[Dataset excerpt]

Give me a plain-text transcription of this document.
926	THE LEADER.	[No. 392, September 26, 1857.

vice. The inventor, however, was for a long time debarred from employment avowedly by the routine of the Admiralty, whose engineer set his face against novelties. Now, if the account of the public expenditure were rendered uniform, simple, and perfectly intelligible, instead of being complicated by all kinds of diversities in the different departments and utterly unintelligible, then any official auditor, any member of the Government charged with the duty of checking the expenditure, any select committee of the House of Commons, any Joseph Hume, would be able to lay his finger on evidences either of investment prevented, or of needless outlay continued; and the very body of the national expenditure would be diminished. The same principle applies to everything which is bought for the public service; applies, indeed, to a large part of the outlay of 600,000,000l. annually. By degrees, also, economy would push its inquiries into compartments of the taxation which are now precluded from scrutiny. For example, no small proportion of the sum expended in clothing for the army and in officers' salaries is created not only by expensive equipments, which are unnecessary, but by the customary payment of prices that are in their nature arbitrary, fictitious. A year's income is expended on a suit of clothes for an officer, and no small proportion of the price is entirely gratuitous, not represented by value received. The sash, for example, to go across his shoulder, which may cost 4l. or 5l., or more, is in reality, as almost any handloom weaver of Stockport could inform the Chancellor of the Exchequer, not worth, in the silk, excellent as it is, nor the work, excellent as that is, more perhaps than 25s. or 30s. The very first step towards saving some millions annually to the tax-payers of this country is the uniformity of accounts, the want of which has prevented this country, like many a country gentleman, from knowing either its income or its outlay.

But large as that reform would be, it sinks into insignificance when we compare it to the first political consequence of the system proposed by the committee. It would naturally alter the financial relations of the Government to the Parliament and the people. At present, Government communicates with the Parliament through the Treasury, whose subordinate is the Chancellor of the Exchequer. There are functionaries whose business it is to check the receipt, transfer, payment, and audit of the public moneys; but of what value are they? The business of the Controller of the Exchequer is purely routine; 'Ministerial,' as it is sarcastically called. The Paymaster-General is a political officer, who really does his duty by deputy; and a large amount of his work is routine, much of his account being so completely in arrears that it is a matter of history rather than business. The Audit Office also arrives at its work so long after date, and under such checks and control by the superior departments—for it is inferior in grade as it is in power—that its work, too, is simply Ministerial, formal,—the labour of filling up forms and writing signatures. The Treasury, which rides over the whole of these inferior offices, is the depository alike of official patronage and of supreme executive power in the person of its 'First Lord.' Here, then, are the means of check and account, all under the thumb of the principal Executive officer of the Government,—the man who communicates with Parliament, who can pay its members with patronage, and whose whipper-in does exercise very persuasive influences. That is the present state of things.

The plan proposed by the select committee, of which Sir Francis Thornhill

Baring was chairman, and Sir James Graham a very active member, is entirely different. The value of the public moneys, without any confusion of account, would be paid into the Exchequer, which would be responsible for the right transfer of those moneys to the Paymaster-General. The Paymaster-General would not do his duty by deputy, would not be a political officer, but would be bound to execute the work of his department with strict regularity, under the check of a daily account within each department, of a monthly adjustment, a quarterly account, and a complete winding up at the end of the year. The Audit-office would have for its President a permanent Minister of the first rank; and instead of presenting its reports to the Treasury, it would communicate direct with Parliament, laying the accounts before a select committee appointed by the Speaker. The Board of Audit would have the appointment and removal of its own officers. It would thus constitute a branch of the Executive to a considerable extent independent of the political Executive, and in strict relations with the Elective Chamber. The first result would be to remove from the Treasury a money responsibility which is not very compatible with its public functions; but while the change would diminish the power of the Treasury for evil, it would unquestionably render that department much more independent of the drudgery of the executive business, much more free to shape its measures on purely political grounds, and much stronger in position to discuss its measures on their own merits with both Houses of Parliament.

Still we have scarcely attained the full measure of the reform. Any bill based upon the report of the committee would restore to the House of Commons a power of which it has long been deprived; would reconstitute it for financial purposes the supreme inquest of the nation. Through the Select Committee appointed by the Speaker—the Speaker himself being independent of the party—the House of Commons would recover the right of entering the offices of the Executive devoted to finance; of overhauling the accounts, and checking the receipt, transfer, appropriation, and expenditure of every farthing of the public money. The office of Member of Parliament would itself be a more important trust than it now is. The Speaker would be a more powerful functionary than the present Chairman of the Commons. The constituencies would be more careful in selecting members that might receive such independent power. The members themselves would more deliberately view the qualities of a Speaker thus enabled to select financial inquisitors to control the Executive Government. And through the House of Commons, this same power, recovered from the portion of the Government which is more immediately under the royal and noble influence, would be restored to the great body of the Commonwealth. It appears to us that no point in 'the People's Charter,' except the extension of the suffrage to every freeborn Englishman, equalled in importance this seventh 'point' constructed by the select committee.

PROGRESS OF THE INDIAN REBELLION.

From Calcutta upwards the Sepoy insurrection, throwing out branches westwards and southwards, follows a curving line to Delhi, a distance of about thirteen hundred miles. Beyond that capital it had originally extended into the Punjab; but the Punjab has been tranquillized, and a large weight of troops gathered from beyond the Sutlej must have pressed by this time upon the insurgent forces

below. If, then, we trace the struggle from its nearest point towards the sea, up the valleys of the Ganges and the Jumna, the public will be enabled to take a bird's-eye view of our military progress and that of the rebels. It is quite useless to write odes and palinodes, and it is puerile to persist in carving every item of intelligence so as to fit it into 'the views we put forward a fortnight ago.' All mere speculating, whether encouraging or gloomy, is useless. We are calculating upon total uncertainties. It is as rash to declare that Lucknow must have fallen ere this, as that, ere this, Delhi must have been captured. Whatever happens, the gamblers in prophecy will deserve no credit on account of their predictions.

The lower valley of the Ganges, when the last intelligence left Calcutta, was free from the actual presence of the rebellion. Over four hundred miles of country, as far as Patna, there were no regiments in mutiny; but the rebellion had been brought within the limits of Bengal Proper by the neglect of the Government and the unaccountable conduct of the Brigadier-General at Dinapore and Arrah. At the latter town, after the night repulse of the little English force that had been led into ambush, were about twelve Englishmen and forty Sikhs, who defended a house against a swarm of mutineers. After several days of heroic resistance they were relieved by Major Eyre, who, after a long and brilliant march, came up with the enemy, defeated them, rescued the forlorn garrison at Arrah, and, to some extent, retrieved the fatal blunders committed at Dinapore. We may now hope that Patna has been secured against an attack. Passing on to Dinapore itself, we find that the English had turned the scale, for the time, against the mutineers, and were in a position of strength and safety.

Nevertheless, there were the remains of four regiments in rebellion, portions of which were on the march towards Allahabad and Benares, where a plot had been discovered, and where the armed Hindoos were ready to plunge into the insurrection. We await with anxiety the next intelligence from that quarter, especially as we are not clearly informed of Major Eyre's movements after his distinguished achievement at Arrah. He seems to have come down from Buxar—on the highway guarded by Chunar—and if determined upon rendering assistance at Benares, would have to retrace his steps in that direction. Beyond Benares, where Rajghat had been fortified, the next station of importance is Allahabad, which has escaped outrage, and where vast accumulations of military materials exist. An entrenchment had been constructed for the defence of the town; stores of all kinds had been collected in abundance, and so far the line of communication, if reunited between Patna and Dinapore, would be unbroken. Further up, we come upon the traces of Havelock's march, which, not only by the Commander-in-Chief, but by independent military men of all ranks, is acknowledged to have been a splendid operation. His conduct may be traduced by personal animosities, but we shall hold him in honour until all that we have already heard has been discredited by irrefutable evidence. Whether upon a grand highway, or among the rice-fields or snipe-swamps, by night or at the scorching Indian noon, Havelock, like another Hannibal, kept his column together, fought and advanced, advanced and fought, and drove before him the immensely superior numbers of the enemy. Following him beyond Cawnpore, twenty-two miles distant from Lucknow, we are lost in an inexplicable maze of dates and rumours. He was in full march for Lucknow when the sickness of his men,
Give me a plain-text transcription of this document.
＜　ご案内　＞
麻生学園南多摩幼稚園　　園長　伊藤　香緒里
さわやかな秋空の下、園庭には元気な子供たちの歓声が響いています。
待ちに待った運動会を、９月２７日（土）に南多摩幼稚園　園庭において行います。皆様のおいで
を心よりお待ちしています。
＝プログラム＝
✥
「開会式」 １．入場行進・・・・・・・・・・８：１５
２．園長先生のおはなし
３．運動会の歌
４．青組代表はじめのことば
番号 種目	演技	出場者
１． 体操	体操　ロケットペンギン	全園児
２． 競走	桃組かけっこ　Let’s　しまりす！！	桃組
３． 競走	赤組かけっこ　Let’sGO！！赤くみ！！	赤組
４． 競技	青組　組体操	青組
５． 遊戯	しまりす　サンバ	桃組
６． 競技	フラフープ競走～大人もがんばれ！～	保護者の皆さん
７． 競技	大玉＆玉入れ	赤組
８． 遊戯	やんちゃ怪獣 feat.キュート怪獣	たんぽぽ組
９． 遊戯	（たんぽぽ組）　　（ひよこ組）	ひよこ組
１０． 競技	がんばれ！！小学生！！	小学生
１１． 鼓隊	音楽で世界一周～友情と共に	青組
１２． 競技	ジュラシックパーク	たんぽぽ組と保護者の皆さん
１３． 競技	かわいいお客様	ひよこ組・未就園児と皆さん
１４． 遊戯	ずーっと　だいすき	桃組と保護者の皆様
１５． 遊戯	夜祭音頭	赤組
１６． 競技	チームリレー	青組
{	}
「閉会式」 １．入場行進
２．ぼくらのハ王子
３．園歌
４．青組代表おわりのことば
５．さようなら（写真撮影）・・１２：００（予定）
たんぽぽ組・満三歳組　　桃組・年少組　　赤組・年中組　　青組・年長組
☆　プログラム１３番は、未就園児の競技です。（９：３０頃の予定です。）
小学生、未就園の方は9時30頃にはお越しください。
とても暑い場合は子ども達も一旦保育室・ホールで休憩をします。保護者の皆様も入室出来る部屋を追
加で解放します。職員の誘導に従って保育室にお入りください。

=== Directive ===
Look through the entries above. Extract each line with the word "しまりす".

=== Written solution ===
２． 競走	桃組かけっこ　Let’s　しまりす！！	桃組
５． 遊戯	しまりす　サンバ	桃組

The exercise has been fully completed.